__Given problem__: All of the records listed below should be retyped exactly.

(Items listed in a dataset)
+ + + +
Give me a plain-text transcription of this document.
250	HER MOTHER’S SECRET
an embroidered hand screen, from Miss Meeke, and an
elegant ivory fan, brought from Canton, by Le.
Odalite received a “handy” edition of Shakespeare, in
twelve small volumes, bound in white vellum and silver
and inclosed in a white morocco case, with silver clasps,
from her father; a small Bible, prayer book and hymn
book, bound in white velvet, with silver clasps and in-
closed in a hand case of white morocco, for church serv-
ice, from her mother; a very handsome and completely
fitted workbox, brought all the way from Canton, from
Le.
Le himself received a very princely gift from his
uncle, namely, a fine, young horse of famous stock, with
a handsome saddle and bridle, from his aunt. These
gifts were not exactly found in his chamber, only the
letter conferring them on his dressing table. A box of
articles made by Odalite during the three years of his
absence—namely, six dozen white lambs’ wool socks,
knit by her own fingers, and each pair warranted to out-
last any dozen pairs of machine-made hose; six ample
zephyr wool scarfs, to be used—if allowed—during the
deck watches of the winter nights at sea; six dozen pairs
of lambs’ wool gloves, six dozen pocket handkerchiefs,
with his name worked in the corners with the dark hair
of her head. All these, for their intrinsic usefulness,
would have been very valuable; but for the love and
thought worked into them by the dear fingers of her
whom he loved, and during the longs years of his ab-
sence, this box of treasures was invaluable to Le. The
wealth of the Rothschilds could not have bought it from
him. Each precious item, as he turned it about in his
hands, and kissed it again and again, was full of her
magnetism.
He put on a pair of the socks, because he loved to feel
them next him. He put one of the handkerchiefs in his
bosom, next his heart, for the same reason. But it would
+ + + +
__Task solution__:
Give me a plain-text transcription of this document.
250	HER MOTHER’S SECRET
an embroidered hand screen, from Miss Meeke, and an
elegant ivory fan, brought from Canton, by Le.
Odalite received a “handy” edition of Shakespeare, in
twelve small volumes, bound in white vellum and silver
and inclosed in a white morocco case, with silver clasps,
from her father; a small Bible, prayer book and hymn
book, bound in white velvet, with silver clasps and in-
closed in a hand case of white morocco, for church serv-
ice, from her mother; a very handsome and completely
fitted workbox, brought all the way from Canton, from
Le.
Le himself received a very princely gift from his
uncle, namely, a fine, young horse of famous stock, with
a handsome saddle and bridle, from his aunt. These
gifts were not exactly found in his chamber, only the
letter conferring them on his dressing table. A box of
articles made by Odalite during the three years of his
absence—namely, six dozen white lambs’ wool socks,
knit by her own fingers, and each pair warranted to out-
last any dozen pairs of machine-made hose; six ample
zephyr wool scarfs, to be used—if allowed—during the
deck watches of the winter nights at sea; six dozen pairs
of lambs’ wool gloves, six dozen pocket handkerchiefs,
with his name worked in the corners with the dark hair
of her head. All these, for their intrinsic usefulness,
would have been very valuable; but for the love and
thought worked into them by the dear fingers of her
whom he loved, and during the longs years of his ab-
sence, this box of treasures was invaluable to Le. The
wealth of the Rothschilds could not have bought it from
him. Each precious item, as he turned it about in his
hands, and kissed it again and again, was full of her
magnetism.
He put on a pair of the socks, because he loved to feel
them next him. He put one of the handkerchiefs in his
bosom, next his heart, for the same reason. But it would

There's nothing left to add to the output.